→ **DATA**:
◆ ◆ ◆ ◆ ◆
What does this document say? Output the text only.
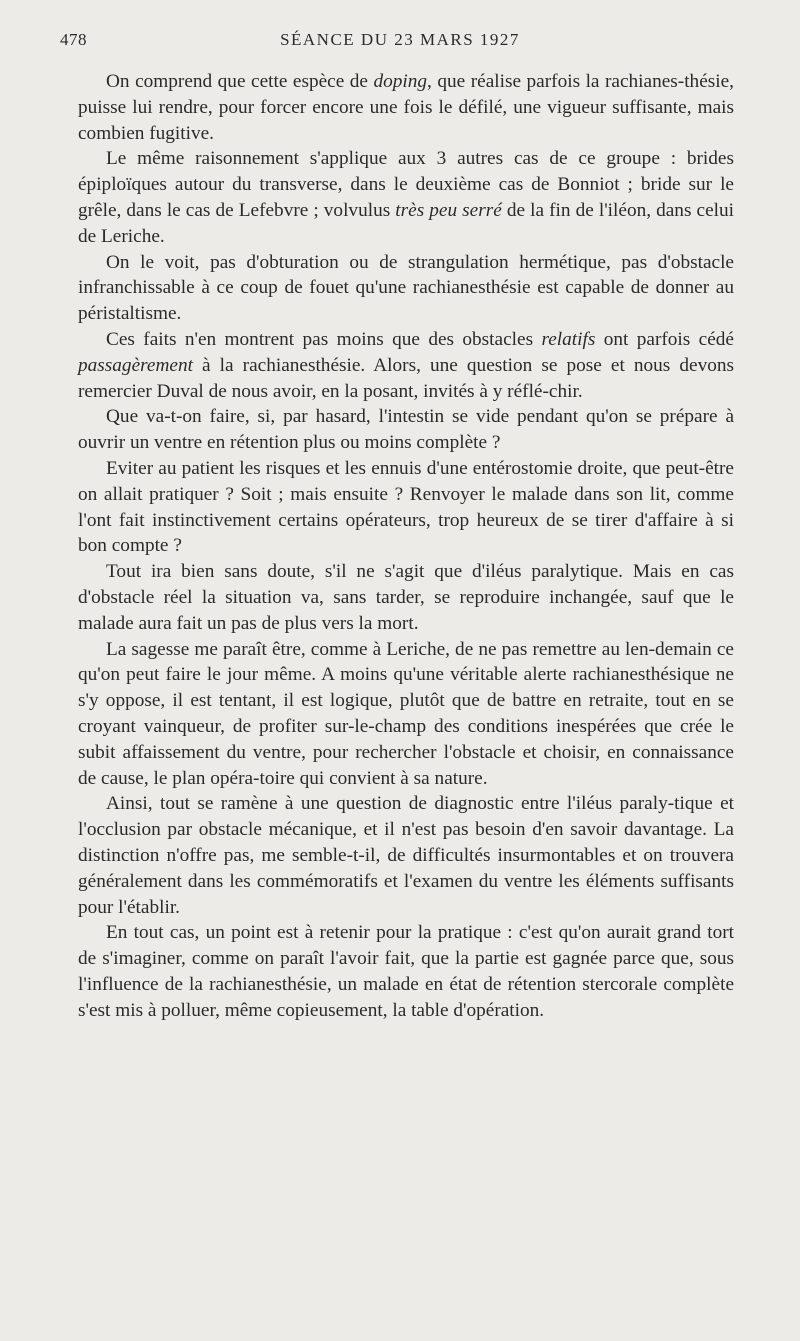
478	SÉANCE DU 23 MARS 1927

On comprend que cette espèce de doping, que réalise parfois la rachianes-thésie, puisse lui rendre, pour forcer encore une fois le défilé, une vigueur suffisante, mais combien fugitive.

Le même raisonnement s'applique aux 3 autres cas de ce groupe : brides épiploïques autour du transverse, dans le deuxième cas de Bonniot ; bride sur le grêle, dans le cas de Lefebvre ; volvulus très peu serré de la fin de l'iléon, dans celui de Leriche.

On le voit, pas d'obturation ou de strangulation hermétique, pas d'obstacle infranchissable à ce coup de fouet qu'une rachianesthésie est capable de donner au péristaltisme.

Ces faits n'en montrent pas moins que des obstacles relatifs ont parfois cédé passagèrement à la rachianesthésie. Alors, une question se pose et nous devons remercier Duval de nous avoir, en la posant, invités à y réflé-chir.

Que va-t-on faire, si, par hasard, l'intestin se vide pendant qu'on se prépare à ouvrir un ventre en rétention plus ou moins complète ?

Eviter au patient les risques et les ennuis d'une entérostomie droite, que peut-être on allait pratiquer ? Soit ; mais ensuite ? Renvoyer le malade dans son lit, comme l'ont fait instinctivement certains opérateurs, trop heureux de se tirer d'affaire à si bon compte ?

Tout ira bien sans doute, s'il ne s'agit que d'iléus paralytique. Mais en cas d'obstacle réel la situation va, sans tarder, se reproduire inchangée, sauf que le malade aura fait un pas de plus vers la mort.

La sagesse me paraît être, comme à Leriche, de ne pas remettre au len-demain ce qu'on peut faire le jour même. A moins qu'une véritable alerte rachianesthésique ne s'y oppose, il est tentant, il est logique, plutôt que de battre en retraite, tout en se croyant vainqueur, de profiter sur-le-champ des conditions inespérées que crée le subit affaissement du ventre, pour rechercher l'obstacle et choisir, en connaissance de cause, le plan opéra-toire qui convient à sa nature.

Ainsi, tout se ramène à une question de diagnostic entre l'iléus paraly-tique et l'occlusion par obstacle mécanique, et il n'est pas besoin d'en savoir davantage. La distinction n'offre pas, me semble-t-il, de difficultés insurmontables et on trouvera généralement dans les commémoratifs et l'examen du ventre les éléments suffisants pour l'établir.

En tout cas, un point est à retenir pour la pratique : c'est qu'on aurait grand tort de s'imaginer, comme on paraît l'avoir fait, que la partie est gagnée parce que, sous l'influence de la rachianesthésie, un malade en état de rétention stercorale complète s'est mis à polluer, même copieusement, la table d'opération.
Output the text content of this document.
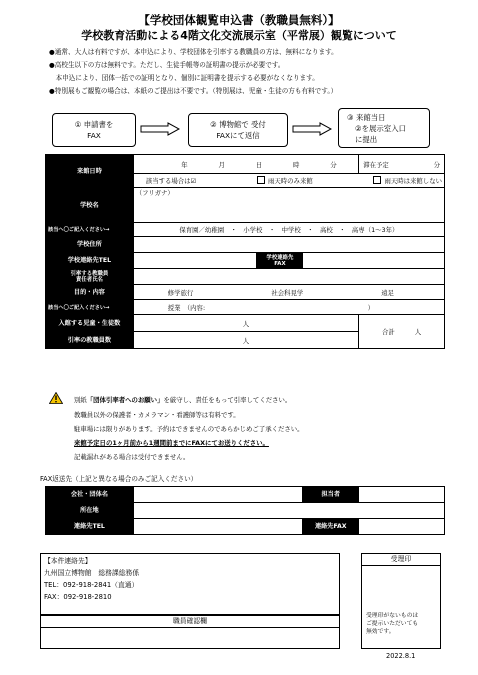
【学校団体観覧申込書（教職員無料）】
学校教育活動による4階文化交流展示室（平常展）観覧について
●通常、大人は有料ですが、本申込により、学校団体を引率する教職員の方は、無料になります。
●高校生以下の方は無料です。ただし、生徒手帳等の証明書の提示が必要です。
　本申込により、団体一括での証明となり、個別に証明書を提示する必要がなくなります。
●特別展もご観覧の場合は、本紙のご提出は不要です。（特別展は、児童・生徒の方も有料です。）
① 申請書を
FAX
② 博物館で 受付
FAXにて返信
③ 来館当日
②を展示室入口
に提出
来館日時	年 月 日 時 分			滞在予定 分

	該当する場合は☑ 雨天時のみ来館 雨天時は来館しない			

学校名	（フリガナ）			
該当へ〇ご記入ください→	保育園／幼稚園　・　小学校　・　中学校　・　高校　・　高専（1～3年）			
学校住所				
学校連絡先TEL		学校連絡先
FAX		

引率する教職員
責任者氏名				

目的・内容	修学旅行 社会科見学 遠足			

該当へ〇ご記入ください→	授業　（内容: ）			

入館する児童・生徒数	人			合計 人
引率の教職員数	人			
別紙「団体引率者へのお願い」を厳守し、責任をもって引率してください。
教職員以外の保護者・カメラマン・看護師等は有料です。
駐車場には限りがあります。予約はできませんのであらかじめご了承ください。
来館予定日の1ヶ月前から1週間前までにFAXにてお送りください。
記載漏れがある場合は受付できません。
FAX返送先（上記と異なる場合のみご記入ください）
会社・団体名		担当者	
所在地			
連絡先TEL		連絡先FAX	
【本件連絡先】
九州国立博物館　総務課総務係
TEL：092-918-2841（直通）
FAX：092-918-2810
職員確認欄
受理印
受理印がないものは
ご提示いただいても
無効です。
2022.8.1
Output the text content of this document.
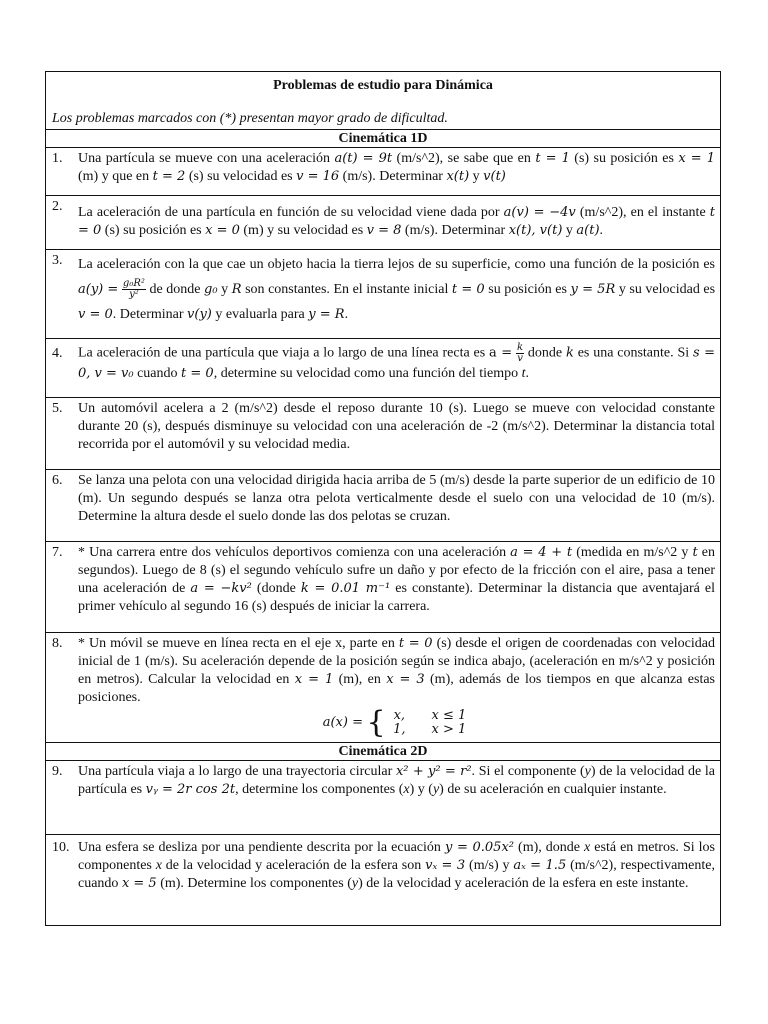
Problemas de estudio para Dinámica
Los problemas marcados con (*) presentan mayor grado de dificultad.
Cinemática 1D
1.	Una partícula se mueve con una aceleración a(t) = 9t (m/s^2), se sabe que en t = 1 (s) su posición es x = 1 (m) y que en t = 2 (s) su velocidad es v = 16 (m/s). Determinar x(t) y v(t)
2.	La aceleración de una partícula en función de su velocidad viene dada por a(v) = −4v (m/s^2), en el instante t = 0 (s) su posición es x = 0 (m) y su velocidad es v = 8 (m/s). Determinar x(t), v(t) y a(t).
3.	La aceleración con la que cae un objeto hacia la tierra lejos de su superficie, como una función de la posición es $a(y) = \frac{\text{g₀R²}}{\text{y²}}$ de donde g₀ y R son constantes. En el instante inicial t = 0 su posición es y = 5R y su velocidad es v = 0. Determinar v(y) y evaluarla para y = R.
4.	La aceleración de una partícula que viaja a lo largo de una línea recta es $a = \frac{k}{v}$ donde k es una constante. Si s = 0, v = v₀ cuando t = 0, determine su velocidad como una función del tiempo t.
5.	Un automóvil acelera a 2 (m/s^2) desde el reposo durante 10 (s). Luego se mueve con velocidad constante durante 20 (s), después disminuye su velocidad con una aceleración de -2 (m/s^2). Determinar la distancia total recorrida por el automóvil y su velocidad media.
6.	Se lanza una pelota con una velocidad dirigida hacia arriba de 5 (m/s) desde la parte superior de un edificio de 10 (m). Un segundo después se lanza otra pelota verticalmente desde el suelo con una velocidad de 10 (m/s). Determine la altura desde el suelo donde las dos pelotas se cruzan.
7.	* Una carrera entre dos vehículos deportivos comienza con una aceleración a = 4 + t (medida en m/s^2 y t en segundos). Luego de 8 (s) el segundo vehículo sufre un daño y por efecto de la fricción con el aire, pasa a tener una aceleración de a = −kv² (donde k = 0.01 m⁻¹ es constante). Determinar la distancia que aventajará el primer vehículo al segundo 16 (s) después de iniciar la carrera.
8.	* Un móvil se mueve en línea recta en el eje x, parte en t = 0 (s) desde el origen de coordenadas con velocidad inicial de 1 (m/s). Su aceleración depende de la posición según se indica abajo, (aceleración en m/s^2 y posición en metros). Calcular la velocidad en x = 1 (m), en x = 3 (m), además de los tiempos en que alcanza estas posiciones.
a(x) = { x,	x ≤ 1
1,	x > 1
Cinemática 2D
9.	Una partícula viaja a lo largo de una trayectoria circular x² + y² = r². Si el componente (y) de la velocidad de la partícula es vᵧ = 2r cos 2t, determine los componentes (x) y (y) de su aceleración en cualquier instante.
10. Una esfera se desliza por una pendiente descrita por la ecuación y = 0.05x² (m), donde x está en metros. Si los componentes x de la velocidad y aceleración de la esfera son vₓ = 3 (m/s) y aₓ = 1.5 (m/s^2), respectivamente, cuando x = 5 (m). Determine los componentes (y) de la velocidad y aceleración de la esfera en este instante.
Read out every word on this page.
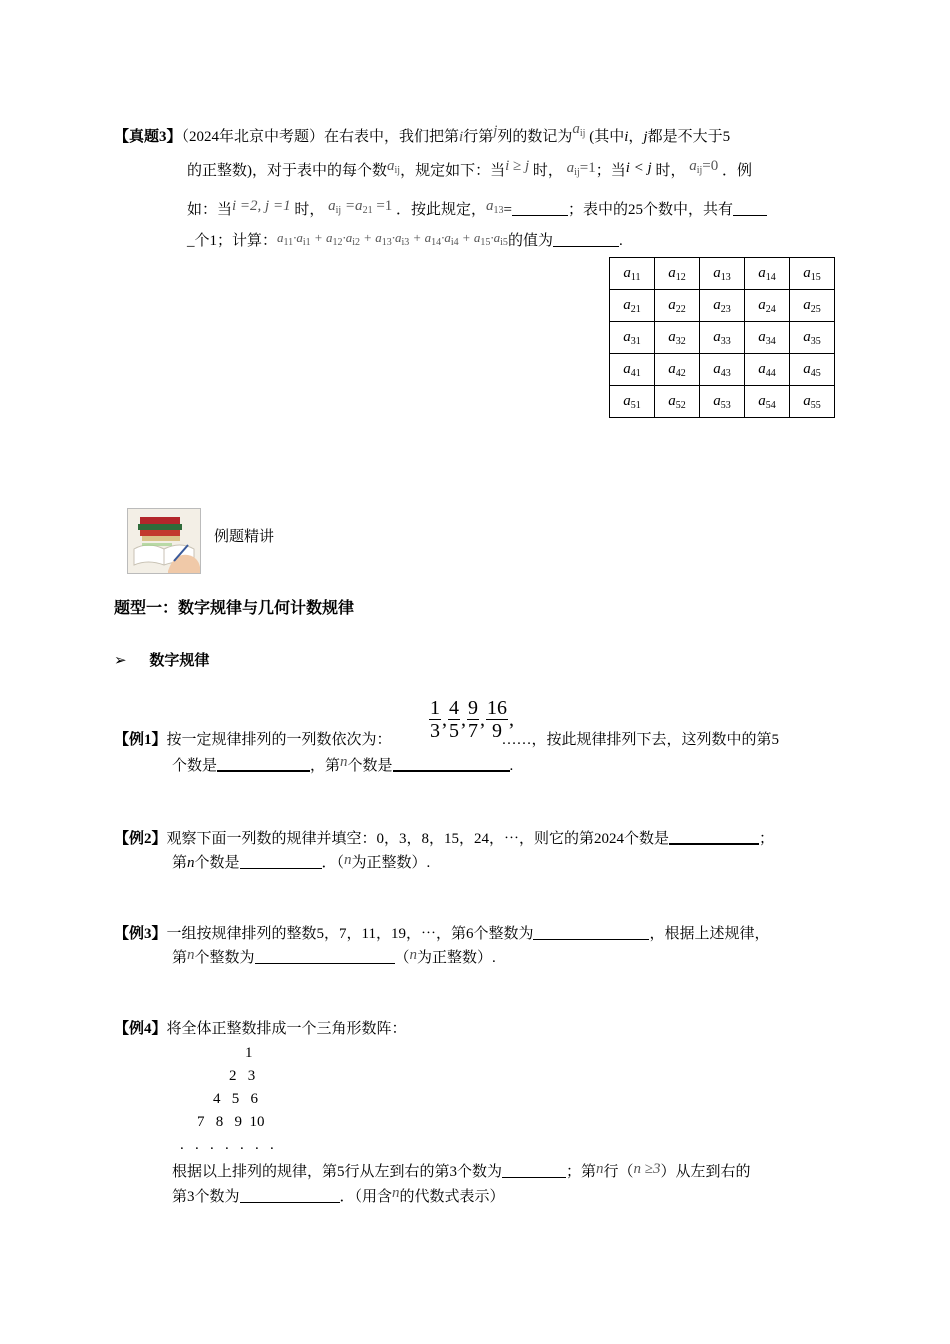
【真题3】（2024年北京中考题）在右表中，我们把第i行第j列的数记为$a_{ij}$ (其中i，j都是不大于5
的正整数)，对于表中的每个数$a_{ij}$，规定如下：当i ≥ j 时， $a_{ij}=1$；当i < j 时， $a_{ij}=0$ ．例
如：当i =2, j =1 时， $a_{ij} =a_{21} =1$ ．按此规定，$a_{13}=$	；表中的25个数中，共有
_个1；计算：$a_{11}\cdot a_{i1} + a_{12}\cdot a_{i2} + a_{13}\cdot a_{i3} + a_{14}\cdot a_{i4} + a_{15}\cdot a_{i5}$的值为	.
$a_{11}$	$a_{12}$	$a_{13}$	$a_{14}$	$a_{15}$
$a_{21}$	$a_{22}$	$a_{23}$	$a_{24}$	$a_{25}$
$a_{31}$	$a_{32}$	$a_{33}$	$a_{34}$	$a_{35}$
$a_{41}$	$a_{42}$	$a_{43}$	$a_{44}$	$a_{45}$
$a_{51}$	$a_{52}$	$a_{53}$	$a_{54}$	$a_{55}$
例题精讲
题型一：数字规律与几何计数规律
➢ 数字规律
$\frac{1}{3}$ , $\frac{4}{5}$ , $\frac{9}{7}$ , $\frac{16}{9}$ ,
【例1】按一定规律排列的一列数依次为：	……，按此规律排列下去，这列数中的第5
个数是	，第n个数是	.
【例2】观察下面一列数的规律并填空：0，3，8，15，24，⋯，则它的第2024个数是	；
第n个数是	．（n为正整数）.
【例3】一组按规律排列的整数5，7，11，19，⋯，第6个整数为	，根据上述规律，
第n个整数为	（n为正整数）.
【例4】将全体正整数排成一个三角形数阵：
1
2   3
4   5   6
7   8   9  10
.   .   .   .   .   .   .
根据以上排列的规律，第5行从左到右的第3个数为	；第n行（n ≥3）从左到右的
第3个数为	．（用含n的代数式表示）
◆ ◆ ◆ ◆ ◆
→ **TASK REQUIREMENTS**:
Exactly the lines from the line containing "Read out every word on this page." through the last line of the entries above are to be quoted, both included, and nothing else. Pictures are left out.

→ **ANSWER TO THE EXERCISE**:
Read out every word on this page.
【真题3】（2024年北京中考题）在右表中，我们把第i行第j列的数记为$a_{ij}$ (其中i，j都是不大于5
的正整数)，对于表中的每个数$a_{ij}$，规定如下：当i ≥ j 时， $a_{ij}=1$；当i < j 时， $a_{ij}=0$ ．例
如：当i =2, j =1 时， $a_{ij} =a_{21} =1$ ．按此规定，$a_{13}=$	；表中的25个数中，共有
_个1；计算：$a_{11}\cdot a_{i1} + a_{12}\cdot a_{i2} + a_{13}\cdot a_{i3} + a_{14}\cdot a_{i4} + a_{15}\cdot a_{i5}$的值为	.
$a_{11}$	$a_{12}$	$a_{13}$	$a_{14}$	$a_{15}$
$a_{21}$	$a_{22}$	$a_{23}$	$a_{24}$	$a_{25}$
$a_{31}$	$a_{32}$	$a_{33}$	$a_{34}$	$a_{35}$
$a_{41}$	$a_{42}$	$a_{43}$	$a_{44}$	$a_{45}$
$a_{51}$	$a_{52}$	$a_{53}$	$a_{54}$	$a_{55}$
例题精讲
题型一：数字规律与几何计数规律
➢ 数字规律
$\frac{1}{3}$ , $\frac{4}{5}$ , $\frac{9}{7}$ , $\frac{16}{9}$ ,
【例1】按一定规律排列的一列数依次为：	……，按此规律排列下去，这列数中的第5
个数是	，第n个数是	.
【例2】观察下面一列数的规律并填空：0，3，8，15，24，⋯，则它的第2024个数是	；
第n个数是	．（n为正整数）.
【例3】一组按规律排列的整数5，7，11，19，⋯，第6个整数为	，根据上述规律，
第n个整数为	（n为正整数）.
【例4】将全体正整数排成一个三角形数阵：
1
2   3
4   5   6
7   8   9  10
.   .   .   .   .   .   .
根据以上排列的规律，第5行从左到右的第3个数为	；第n行（n ≥3）从左到右的
第3个数为	．（用含n的代数式表示）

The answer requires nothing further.